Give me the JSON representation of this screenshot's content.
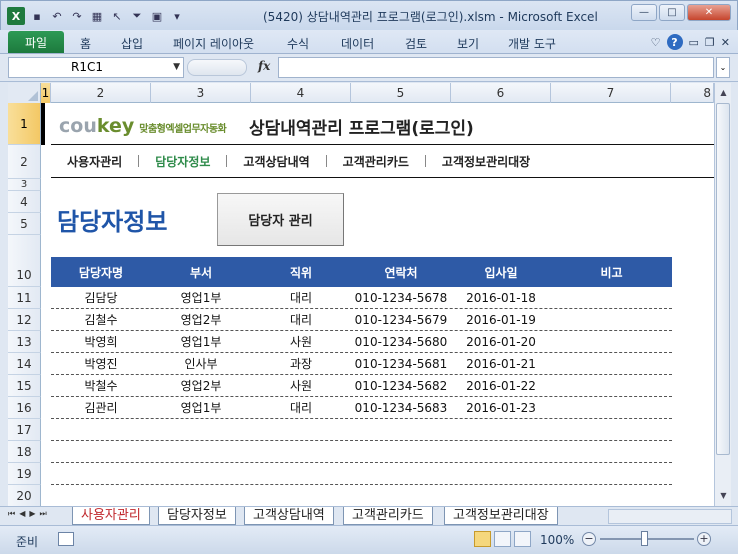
{
  "window": {
    "title": "(5420) 상담내역관리 프로그램(로그인).xlsm  -  Microsoft Excel",
    "minimize": "—",
    "maximize": "□",
    "close": "✕"
  },
  "ribbon": {
    "file_tab": "파일",
    "tabs": [
      "홈",
      "삽입",
      "페이지 레이아웃",
      "수식",
      "데이터",
      "검토",
      "보기",
      "개발 도구"
    ]
  },
  "formula_bar": {
    "name_box": "R1C1",
    "fx": "fx",
    "value": ""
  },
  "grid": {
    "columns": [
      "1",
      "2",
      "3",
      "4",
      "5",
      "6",
      "7",
      "8"
    ],
    "rows": [
      "1",
      "2",
      "3",
      "4",
      "5",
      "10",
      "11",
      "12",
      "13",
      "14",
      "15",
      "16",
      "17",
      "18",
      "19",
      "20"
    ]
  },
  "header": {
    "logo_cou": "cou",
    "logo_key": "key",
    "logo_sub": "맞춤형엑셀업무자동화",
    "app_title": "상담내역관리 프로그램(로그인)"
  },
  "menu": {
    "items": [
      "사용자관리",
      "담당자정보",
      "고객상담내역",
      "고객관리카드",
      "고객정보관리대장"
    ],
    "active_index": 1
  },
  "page": {
    "title": "담당자정보",
    "manage_button": "담당자 관리"
  },
  "table": {
    "headers": [
      "담당자명",
      "부서",
      "직위",
      "연락처",
      "입사일",
      "비고"
    ],
    "rows": [
      [
        "김담당",
        "영업1부",
        "대리",
        "010-1234-5678",
        "2016-01-18",
        ""
      ],
      [
        "김철수",
        "영업2부",
        "대리",
        "010-1234-5679",
        "2016-01-19",
        ""
      ],
      [
        "박영희",
        "영업1부",
        "사원",
        "010-1234-5680",
        "2016-01-20",
        ""
      ],
      [
        "박영진",
        "인사부",
        "과장",
        "010-1234-5681",
        "2016-01-21",
        ""
      ],
      [
        "박철수",
        "영업2부",
        "사원",
        "010-1234-5682",
        "2016-01-22",
        ""
      ],
      [
        "김관리",
        "영업1부",
        "대리",
        "010-1234-5683",
        "2016-01-23",
        ""
      ],
      [
        "",
        "",
        "",
        "",
        "",
        ""
      ],
      [
        "",
        "",
        "",
        "",
        "",
        ""
      ],
      [
        "",
        "",
        "",
        "",
        "",
        ""
      ],
      [
        "",
        "",
        "",
        "",
        "",
        ""
      ]
    ]
  },
  "sheet_tabs": {
    "tabs": [
      "사용자관리",
      "담당자정보",
      "고객상담내역",
      "고객관리카드",
      "고객정보관리대장"
    ],
    "active_index": 1
  },
  "status": {
    "ready": "준비",
    "zoom": "100%"
  },
  "colors": {
    "accent_green": "#2e8b4a",
    "table_header": "#2e5aa6",
    "page_title": "#1f55a8",
    "tab_red": "#c0282d"
  }
}
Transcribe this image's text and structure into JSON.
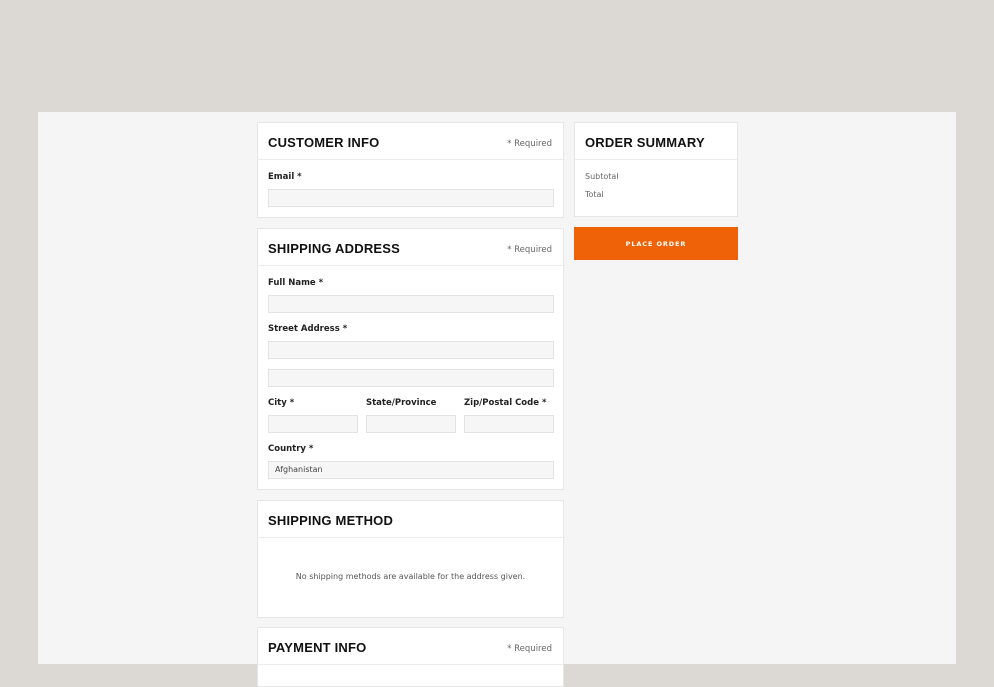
{
  "customer_info": {
    "title": "CUSTOMER INFO",
    "required_note": "* Required",
    "email_label": "Email *",
    "email_value": ""
  },
  "shipping_address": {
    "title": "SHIPPING ADDRESS",
    "required_note": "* Required",
    "full_name_label": "Full Name *",
    "street_label": "Street Address *",
    "city_label": "City *",
    "state_label": "State/Province",
    "zip_label": "Zip/Postal Code *",
    "country_label": "Country *",
    "country_value": "Afghanistan"
  },
  "shipping_method": {
    "title": "SHIPPING METHOD",
    "message": "No shipping methods are available for the address given."
  },
  "payment_info": {
    "title": "PAYMENT INFO",
    "required_note": "* Required"
  },
  "order_summary": {
    "title": "ORDER SUMMARY",
    "subtotal_label": "Subtotal",
    "total_label": "Total"
  },
  "place_order": {
    "label": "PLACE ORDER"
  },
  "colors": {
    "accent": "#ef6207",
    "page_bg": "#dcd8d4",
    "content_bg": "#f5f5f5"
  }
}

------

[Exercise brief] Copy everything in the records above except the pictures, exactly as written.

[Answer to this exercise]
Give me the JSON representation of this screenshot's content.
{
  "window": {
    "title": "(5420) 상담내역관리 프로그램(로그인).xlsm  -  Microsoft Excel",
    "minimize": "—",
    "maximize": "□",
    "close": "✕"
  },
  "ribbon": {
    "file_tab": "파일",
    "tabs": [
      "홈",
      "삽입",
      "페이지 레이아웃",
      "수식",
      "데이터",
      "검토",
      "보기",
      "개발 도구"
    ]
  },
  "formula_bar": {
    "name_box": "R1C1",
    "fx": "fx",
    "value": ""
  },
  "grid": {
    "columns": [
      "1",
      "2",
      "3",
      "4",
      "5",
      "6",
      "7",
      "8"
    ],
    "rows": [
      "1",
      "2",
      "3",
      "4",
      "5",
      "10",
      "11",
      "12",
      "13",
      "14",
      "15",
      "16",
      "17",
      "18",
      "19",
      "20"
    ]
  },
  "header": {
    "logo_cou": "cou",
    "logo_key": "key",
    "logo_sub": "맞춤형엑셀업무자동화",
    "app_title": "상담내역관리 프로그램(로그인)"
  },
  "menu": {
    "items": [
      "사용자관리",
      "담당자정보",
      "고객상담내역",
      "고객관리카드",
      "고객정보관리대장"
    ],
    "active_index": 1
  },
  "page": {
    "title": "담당자정보",
    "manage_button": "담당자 관리"
  },
  "table": {
    "headers": [
      "담당자명",
      "부서",
      "직위",
      "연락처",
      "입사일",
      "비고"
    ],
    "rows": [
      [
        "김담당",
        "영업1부",
        "대리",
        "010-1234-5678",
        "2016-01-18",
        ""
      ],
      [
        "김철수",
        "영업2부",
        "대리",
        "010-1234-5679",
        "2016-01-19",
        ""
      ],
      [
        "박영희",
        "영업1부",
        "사원",
        "010-1234-5680",
        "2016-01-20",
        ""
      ],
      [
        "박영진",
        "인사부",
        "과장",
        "010-1234-5681",
        "2016-01-21",
        ""
      ],
      [
        "박철수",
        "영업2부",
        "사원",
        "010-1234-5682",
        "2016-01-22",
        ""
      ],
      [
        "김관리",
        "영업1부",
        "대리",
        "010-1234-5683",
        "2016-01-23",
        ""
      ],
      [
        "",
        "",
        "",
        "",
        "",
        ""
      ],
      [
        "",
        "",
        "",
        "",
        "",
        ""
      ],
      [
        "",
        "",
        "",
        "",
        "",
        ""
      ],
      [
        "",
        "",
        "",
        "",
        "",
        ""
      ]
    ]
  },
  "sheet_tabs": {
    "tabs": [
      "사용자관리",
      "담당자정보",
      "고객상담내역",
      "고객관리카드",
      "고객정보관리대장"
    ],
    "active_index": 1
  },
  "status": {
    "ready": "준비",
    "zoom": "100%"
  },
  "colors": {
    "accent_green": "#2e8b4a",
    "table_header": "#2e5aa6",
    "page_title": "#1f55a8",
    "tab_red": "#c0282d"
  }
}
Transcribe this image's text and structure into JSON.
{
  "customer_info": {
    "title": "CUSTOMER INFO",
    "required_note": "* Required",
    "email_label": "Email *",
    "email_value": ""
  },
  "shipping_address": {
    "title": "SHIPPING ADDRESS",
    "required_note": "* Required",
    "full_name_label": "Full Name *",
    "street_label": "Street Address *",
    "city_label": "City *",
    "state_label": "State/Province",
    "zip_label": "Zip/Postal Code *",
    "country_label": "Country *",
    "country_value": "Afghanistan"
  },
  "shipping_method": {
    "title": "SHIPPING METHOD",
    "message": "No shipping methods are available for the address given."
  },
  "payment_info": {
    "title": "PAYMENT INFO",
    "required_note": "* Required"
  },
  "order_summary": {
    "title": "ORDER SUMMARY",
    "subtotal_label": "Subtotal",
    "total_label": "Total"
  },
  "place_order": {
    "label": "PLACE ORDER"
  },
  "colors": {
    "accent": "#ef6207",
    "page_bg": "#dcd8d4",
    "content_bg": "#f5f5f5"
  }
}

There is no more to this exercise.